*What to work on*.
Leave out the pictures and copy the remaining records exactly.

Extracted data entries
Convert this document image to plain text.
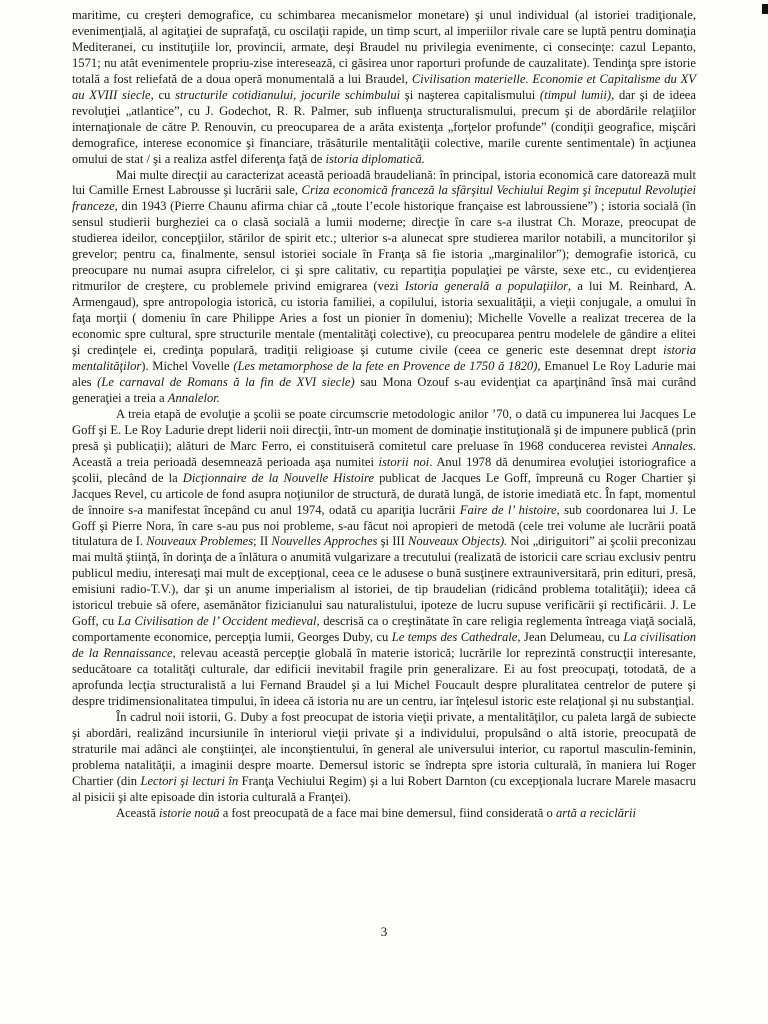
maritime, cu creşteri demografice, cu schimbarea mecanismelor monetare) şi unul individual (al istoriei tradiţionale, evenimenţială, al agitaţiei de suprafaţă, cu oscilaţii rapide, un timp scurt, al imperiilor rivale care se luptă pentru dominaţia Mediteranei, cu instituţiile lor, provincii, armate, deşi Braudel nu privilegia evenimente, ci consecinţe: cazul Lepanto, 1571; nu atât evenimentele propriu-zise interesează, ci găsirea unor raporturi profunde de cauzalitate). Tendinţa spre istorie totală a fost reliefată de a doua operă monumentală a lui Braudel, Civilisation materielle. Economie et Capitalisme du XV au XVIII siecle, cu structurile cotidianului, jocurile schimbului şi naşterea capitalismului (timpul lumii), dar şi de ideea revoluţiei „atlantice”, cu J. Godechot, R. R. Palmer, sub influenţa structuralismului, precum şi de abordările relaţiilor internaţionale de către P. Renouvin, cu preocuparea de a arăta existenţa „forţelor profunde” (condiţii geografice, mişcări demografice, interese economice şi financiare, trăsăturile mentalităţii colective, marile curente sentimentale) în acţiunea omului de stat / şi a realiza astfel diferenţa faţă de istoria diplomatică.

Mai multe direcţii au caracterizat această perioadă braudeliană: în principal, istoria economică care datorează mult lui Camille Ernest Labrousse şi lucrării sale, Criza economică franceză la sfârşitul Vechiului Regim şi începutul Revoluţiei franceze, din 1943 (Pierre Chaunu afirma chiar că „toute l’ecole historique française est labroussiene”) ; istoria socială (în sensul studierii burgheziei ca o clasă socială a lumii moderne; direcţie în care s-a ilustrat Ch. Moraze, preocupat de studierea ideilor, concepţiilor, stărilor de spirit etc.; ulterior s-a alunecat spre studierea marilor notabili, a muncitorilor şi grevelor; pentru ca, finalmente, sensul istoriei sociale în Franţa să fie istoria „marginalilor”); demografie istorică, cu preocupare nu numai asupra cifrelelor, ci şi spre calitativ, cu repartiţia populaţiei pe vârste, sexe etc., cu evidenţierea ritmurilor de creştere, cu problemele privind emigrarea (vezi Istoria generală a populaţiilor, a lui M. Reinhard, A. Armengaud), spre antropologia istorică, cu istoria familiei, a copilului, istoria sexualităţii, a vieţii conjugale, a omului în faţa morţii ( domeniu în care Philippe Aries a fost un pionier în domeniu); Michelle Vovelle a realizat trecerea de la economic spre cultural, spre structurile mentale (mentalităţi colective), cu preocuparea pentru modelele de gândire a elitei şi credinţele ei, credinţa populară, tradiţii religioase şi cutume civile (ceea ce generic este desemnat drept istoria mentalităţilor). Michel Vovelle (Les metamorphose de la fete en Provence de 1750 ă 1820), Emanuel Le Roy Ladurie mai ales (Le carnaval de Romans ă la fin de XVI siecle) sau Mona Ozouf s-au evidenţiat ca aparţinând însă mai curând generaţiei a treia a Annalelor.

A treia etapă de evoluţie a şcolii se poate circumscrie metodologic anilor ’70, o dată cu impunerea lui Jacques Le Goff şi E. Le Roy Ladurie drept liderii noii direcţii, într-un moment de dominaţie instituţională şi de impunere publică (prin presă şi publicaţii); alături de Marc Ferro, ei constituiseră comitetul care preluase în 1968 conducerea revistei Annales. Această a treia perioadă desemnează perioada aşa numitei istorii noi. Anul 1978 dă denumirea evoluţiei istoriografice a şcolii, plecând de la Dicţionnaire de la Nouvelle Histoire publicat de Jacques Le Goff, împreună cu Roger Chartier şi Jacques Revel, cu articole de fond asupra noţiunilor de structură, de durată lungă, de istorie imediată etc. În fapt, momentul de înnoire s-a manifestat începând cu anul 1974, odată cu apariţia lucrării Faire de l’ histoire, sub coordonarea lui J. Le Goff şi Pierre Nora, în care s-au pus noi probleme, s-au făcut noi apropieri de metodă (cele trei volume ale lucrării poată titulatura de I. Nouveaux Problemes; II Nouvelles Approches şi III Nouveaux Objects). Noi „diriguitori” ai şcolii preconizau mai multă ştiinţă, în dorinţa de a înlătura o anumită vulgarizare a trecutului (realizată de istoricii care scriau exclusiv pentru publicul mediu, interesaţi mai mult de excepţional, ceea ce le adusese o bună susţinere extrauniversitară, prin edituri, presă, emisiuni radio-T.V.), dar şi un anume imperialism al istoriei, de tip braudelian (ridicând problema totalităţii); ideea că istoricul trebuie să ofere, asemănător fizicianului sau naturalistului, ipoteze de lucru supuse verificării şi rectificării. J. Le Goff, cu La Civilisation de l’ Occident medieval, descrisă ca o creştinătate în care religia reglementa întreaga viaţă socială, comportamente economice, percepţia lumii, Georges Duby, cu Le temps des Cathedrale, Jean Delumeau, cu La civilisation de la Rennaissance, relevau această percepţie globală în materie istorică; lucrările lor reprezintă construcţii interesante, seducătoare ca totalităţi culturale, dar edificii inevitabil fragile prin generalizare. Ei au fost preocupaţi, totodată, de a aprofunda lecţia structuralistă a lui Fernand Braudel şi a lui Michel Foucault despre pluralitatea centrelor de putere şi despre tridimensionalitatea timpului, în ideea că istoria nu are un centru, iar înţelesul istoric este relaţional şi nu substanţial.

În cadrul noii istorii, G. Duby a fost preocupat de istoria vieţii private, a mentalităţilor, cu paleta largă de subiecte şi abordări, realizând incursiunile în interiorul vieţii private şi a individului, propulsând o altă istorie, preocupată de straturile mai adânci ale conştiinţei, ale inconştientului, în general ale universului interior, cu raportul masculin-feminin, problema natalităţii, a imaginii despre moarte. Demersul istoric se îndrepta spre istoria culturală, în maniera lui Roger Chartier (din Lectori şi lecturi în Franţa Vechiului Regim) şi a lui Robert Darnton (cu excepţionala lucrare Marele masacru al pisicii şi alte episoade din istoria culturală a Franţei).

Această istorie nouă a fost preocupată de a face mai bine demersul, fiind considerată o artă a reciclării

3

*Task answer*.
Convert this document image to plain text.
maritime, cu creşteri demografice, cu schimbarea mecanismelor monetare) şi unul individual (al istoriei tradiţionale, evenimenţială, al agitaţiei de suprafaţă, cu oscilaţii rapide, un timp scurt, al imperiilor rivale care se luptă pentru dominaţia Mediteranei, cu instituţiile lor, provincii, armate, deşi Braudel nu privilegia evenimente, ci consecinţe: cazul Lepanto, 1571; nu atât evenimentele propriu-zise interesează, ci găsirea unor raporturi profunde de cauzalitate). Tendinţa spre istorie totală a fost reliefată de a doua operă monumentală a lui Braudel, Civilisation materielle. Economie et Capitalisme du XV au XVIII siecle, cu structurile cotidianului, jocurile schimbului şi naşterea capitalismului (timpul lumii), dar şi de ideea revoluţiei „atlantice”, cu J. Godechot, R. R. Palmer, sub influenţa structuralismului, precum şi de abordările relaţiilor internaţionale de către P. Renouvin, cu preocuparea de a arăta existenţa „forţelor profunde” (condiţii geografice, mişcări demografice, interese economice şi financiare, trăsăturile mentalităţii colective, marile curente sentimentale) în acţiunea omului de stat / şi a realiza astfel diferenţa faţă de istoria diplomatică.

Mai multe direcţii au caracterizat această perioadă braudeliană: în principal, istoria economică care datorează mult lui Camille Ernest Labrousse şi lucrării sale, Criza economică franceză la sfârşitul Vechiului Regim şi începutul Revoluţiei franceze, din 1943 (Pierre Chaunu afirma chiar că „toute l’ecole historique française est labroussiene”) ; istoria socială (în sensul studierii burgheziei ca o clasă socială a lumii moderne; direcţie în care s-a ilustrat Ch. Moraze, preocupat de studierea ideilor, concepţiilor, stărilor de spirit etc.; ulterior s-a alunecat spre studierea marilor notabili, a muncitorilor şi grevelor; pentru ca, finalmente, sensul istoriei sociale în Franţa să fie istoria „marginalilor”); demografie istorică, cu preocupare nu numai asupra cifrelelor, ci şi spre calitativ, cu repartiţia populaţiei pe vârste, sexe etc., cu evidenţierea ritmurilor de creştere, cu problemele privind emigrarea (vezi Istoria generală a populaţiilor, a lui M. Reinhard, A. Armengaud), spre antropologia istorică, cu istoria familiei, a copilului, istoria sexualităţii, a vieţii conjugale, a omului în faţa morţii ( domeniu în care Philippe Aries a fost un pionier în domeniu); Michelle Vovelle a realizat trecerea de la economic spre cultural, spre structurile mentale (mentalităţi colective), cu preocuparea pentru modelele de gândire a elitei şi credinţele ei, credinţa populară, tradiţii religioase şi cutume civile (ceea ce generic este desemnat drept istoria mentalităţilor). Michel Vovelle (Les metamorphose de la fete en Provence de 1750 ă 1820), Emanuel Le Roy Ladurie mai ales (Le carnaval de Romans ă la fin de XVI siecle) sau Mona Ozouf s-au evidenţiat ca aparţinând însă mai curând generaţiei a treia a Annalelor.

A treia etapă de evoluţie a şcolii se poate circumscrie metodologic anilor ’70, o dată cu impunerea lui Jacques Le Goff şi E. Le Roy Ladurie drept liderii noii direcţii, într-un moment de dominaţie instituţională şi de impunere publică (prin presă şi publicaţii); alături de Marc Ferro, ei constituiseră comitetul care preluase în 1968 conducerea revistei Annales. Această a treia perioadă desemnează perioada aşa numitei istorii noi. Anul 1978 dă denumirea evoluţiei istoriografice a şcolii, plecând de la Dicţionnaire de la Nouvelle Histoire publicat de Jacques Le Goff, împreună cu Roger Chartier şi Jacques Revel, cu articole de fond asupra noţiunilor de structură, de durată lungă, de istorie imediată etc. În fapt, momentul de înnoire s-a manifestat începând cu anul 1974, odată cu apariţia lucrării Faire de l’ histoire, sub coordonarea lui J. Le Goff şi Pierre Nora, în care s-au pus noi probleme, s-au făcut noi apropieri de metodă (cele trei volume ale lucrării poată titulatura de I. Nouveaux Problemes; II Nouvelles Approches şi III Nouveaux Objects). Noi „diriguitori” ai şcolii preconizau mai multă ştiinţă, în dorinţa de a înlătura o anumită vulgarizare a trecutului (realizată de istoricii care scriau exclusiv pentru publicul mediu, interesaţi mai mult de excepţional, ceea ce le adusese o bună susţinere extrauniversitară, prin edituri, presă, emisiuni radio-T.V.), dar şi un anume imperialism al istoriei, de tip braudelian (ridicând problema totalităţii); ideea că istoricul trebuie să ofere, asemănător fizicianului sau naturalistului, ipoteze de lucru supuse verificării şi rectificării. J. Le Goff, cu La Civilisation de l’ Occident medieval, descrisă ca o creştinătate în care religia reglementa întreaga viaţă socială, comportamente economice, percepţia lumii, Georges Duby, cu Le temps des Cathedrale, Jean Delumeau, cu La civilisation de la Rennaissance, relevau această percepţie globală în materie istorică; lucrările lor reprezintă construcţii interesante, seducătoare ca totalităţi culturale, dar edificii inevitabil fragile prin generalizare. Ei au fost preocupaţi, totodată, de a aprofunda lecţia structuralistă a lui Fernand Braudel şi a lui Michel Foucault despre pluralitatea centrelor de putere şi despre tridimensionalitatea timpului, în ideea că istoria nu are un centru, iar înţelesul istoric este relaţional şi nu substanţial.

În cadrul noii istorii, G. Duby a fost preocupat de istoria vieţii private, a mentalităţilor, cu paleta largă de subiecte şi abordări, realizând incursiunile în interiorul vieţii private şi a individului, propulsând o altă istorie, preocupată de straturile mai adânci ale conştiinţei, ale inconştientului, în general ale universului interior, cu raportul masculin-feminin, problema natalităţii, a imaginii despre moarte. Demersul istoric se îndrepta spre istoria culturală, în maniera lui Roger Chartier (din Lectori şi lecturi în Franţa Vechiului Regim) şi a lui Robert Darnton (cu excepţionala lucrare Marele masacru al pisicii şi alte episoade din istoria culturală a Franţei).

Această istorie nouă a fost preocupată de a face mai bine demersul, fiind considerată o artă a reciclării

3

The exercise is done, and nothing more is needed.